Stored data
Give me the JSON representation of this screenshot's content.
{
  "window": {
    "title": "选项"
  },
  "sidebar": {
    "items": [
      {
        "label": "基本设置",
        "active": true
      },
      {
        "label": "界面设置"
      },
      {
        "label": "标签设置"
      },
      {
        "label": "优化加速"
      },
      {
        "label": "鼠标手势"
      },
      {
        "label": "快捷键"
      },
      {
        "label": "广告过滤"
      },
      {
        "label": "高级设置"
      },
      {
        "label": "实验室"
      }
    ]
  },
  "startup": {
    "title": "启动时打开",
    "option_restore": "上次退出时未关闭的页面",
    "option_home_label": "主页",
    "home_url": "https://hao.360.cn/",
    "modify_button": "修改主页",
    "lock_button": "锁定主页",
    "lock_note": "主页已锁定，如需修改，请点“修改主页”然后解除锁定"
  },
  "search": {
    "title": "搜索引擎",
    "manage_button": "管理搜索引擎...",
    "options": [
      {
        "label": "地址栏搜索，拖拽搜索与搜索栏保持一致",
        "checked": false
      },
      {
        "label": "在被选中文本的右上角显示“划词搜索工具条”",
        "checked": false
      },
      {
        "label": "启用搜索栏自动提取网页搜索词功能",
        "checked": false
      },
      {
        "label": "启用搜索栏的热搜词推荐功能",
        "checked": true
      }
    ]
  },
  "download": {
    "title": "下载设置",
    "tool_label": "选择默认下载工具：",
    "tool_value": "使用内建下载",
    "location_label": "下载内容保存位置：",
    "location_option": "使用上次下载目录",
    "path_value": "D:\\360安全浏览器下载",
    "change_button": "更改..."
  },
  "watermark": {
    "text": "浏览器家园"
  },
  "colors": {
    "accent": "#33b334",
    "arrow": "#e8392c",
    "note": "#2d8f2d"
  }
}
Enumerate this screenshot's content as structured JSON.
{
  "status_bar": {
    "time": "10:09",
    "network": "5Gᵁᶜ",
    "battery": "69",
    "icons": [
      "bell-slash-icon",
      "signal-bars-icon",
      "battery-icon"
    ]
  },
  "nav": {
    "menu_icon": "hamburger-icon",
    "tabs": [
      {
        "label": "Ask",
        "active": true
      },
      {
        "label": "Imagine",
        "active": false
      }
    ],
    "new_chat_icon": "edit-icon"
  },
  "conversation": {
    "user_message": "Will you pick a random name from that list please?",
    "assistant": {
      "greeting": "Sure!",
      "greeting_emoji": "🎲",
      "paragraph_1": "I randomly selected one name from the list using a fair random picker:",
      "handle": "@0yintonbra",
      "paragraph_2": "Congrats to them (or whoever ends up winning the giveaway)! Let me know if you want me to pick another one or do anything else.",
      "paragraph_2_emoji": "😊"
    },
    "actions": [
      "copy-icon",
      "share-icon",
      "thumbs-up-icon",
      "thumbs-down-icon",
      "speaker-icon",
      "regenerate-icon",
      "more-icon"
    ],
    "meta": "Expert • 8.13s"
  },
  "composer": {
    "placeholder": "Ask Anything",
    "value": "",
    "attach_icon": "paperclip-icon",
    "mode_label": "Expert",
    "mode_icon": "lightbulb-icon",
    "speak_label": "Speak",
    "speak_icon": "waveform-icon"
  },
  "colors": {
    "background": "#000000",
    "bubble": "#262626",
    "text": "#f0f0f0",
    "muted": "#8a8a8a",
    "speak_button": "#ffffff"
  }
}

GOAL: Extract the complete listing above, reproducing each line exactly.

FULL OUTPUT:
Give me the JSON representation of this screenshot's content.
{
  "window": {
    "title": "选项"
  },
  "sidebar": {
    "items": [
      {
        "label": "基本设置",
        "active": true
      },
      {
        "label": "界面设置"
      },
      {
        "label": "标签设置"
      },
      {
        "label": "优化加速"
      },
      {
        "label": "鼠标手势"
      },
      {
        "label": "快捷键"
      },
      {
        "label": "广告过滤"
      },
      {
        "label": "高级设置"
      },
      {
        "label": "实验室"
      }
    ]
  },
  "startup": {
    "title": "启动时打开",
    "option_restore": "上次退出时未关闭的页面",
    "option_home_label": "主页",
    "home_url": "https://hao.360.cn/",
    "modify_button": "修改主页",
    "lock_button": "锁定主页",
    "lock_note": "主页已锁定，如需修改，请点“修改主页”然后解除锁定"
  },
  "search": {
    "title": "搜索引擎",
    "manage_button": "管理搜索引擎...",
    "options": [
      {
        "label": "地址栏搜索，拖拽搜索与搜索栏保持一致",
        "checked": false
      },
      {
        "label": "在被选中文本的右上角显示“划词搜索工具条”",
        "checked": false
      },
      {
        "label": "启用搜索栏自动提取网页搜索词功能",
        "checked": false
      },
      {
        "label": "启用搜索栏的热搜词推荐功能",
        "checked": true
      }
    ]
  },
  "download": {
    "title": "下载设置",
    "tool_label": "选择默认下载工具：",
    "tool_value": "使用内建下载",
    "location_label": "下载内容保存位置：",
    "location_option": "使用上次下载目录",
    "path_value": "D:\\360安全浏览器下载",
    "change_button": "更改..."
  },
  "watermark": {
    "text": "浏览器家园"
  },
  "colors": {
    "accent": "#33b334",
    "arrow": "#e8392c",
    "note": "#2d8f2d"
  }
}
Enumerate this screenshot's content as structured JSON.
{
  "status_bar": {
    "time": "10:09",
    "network": "5Gᵁᶜ",
    "battery": "69",
    "icons": [
      "bell-slash-icon",
      "signal-bars-icon",
      "battery-icon"
    ]
  },
  "nav": {
    "menu_icon": "hamburger-icon",
    "tabs": [
      {
        "label": "Ask",
        "active": true
      },
      {
        "label": "Imagine",
        "active": false
      }
    ],
    "new_chat_icon": "edit-icon"
  },
  "conversation": {
    "user_message": "Will you pick a random name from that list please?",
    "assistant": {
      "greeting": "Sure!",
      "greeting_emoji": "🎲",
      "paragraph_1": "I randomly selected one name from the list using a fair random picker:",
      "handle": "@0yintonbra",
      "paragraph_2": "Congrats to them (or whoever ends up winning the giveaway)! Let me know if you want me to pick another one or do anything else.",
      "paragraph_2_emoji": "😊"
    },
    "actions": [
      "copy-icon",
      "share-icon",
      "thumbs-up-icon",
      "thumbs-down-icon",
      "speaker-icon",
      "regenerate-icon",
      "more-icon"
    ],
    "meta": "Expert • 8.13s"
  },
  "composer": {
    "placeholder": "Ask Anything",
    "value": "",
    "attach_icon": "paperclip-icon",
    "mode_label": "Expert",
    "mode_icon": "lightbulb-icon",
    "speak_label": "Speak",
    "speak_icon": "waveform-icon"
  },
  "colors": {
    "background": "#000000",
    "bubble": "#262626",
    "text": "#f0f0f0",
    "muted": "#8a8a8a",
    "speak_button": "#ffffff"
  }
}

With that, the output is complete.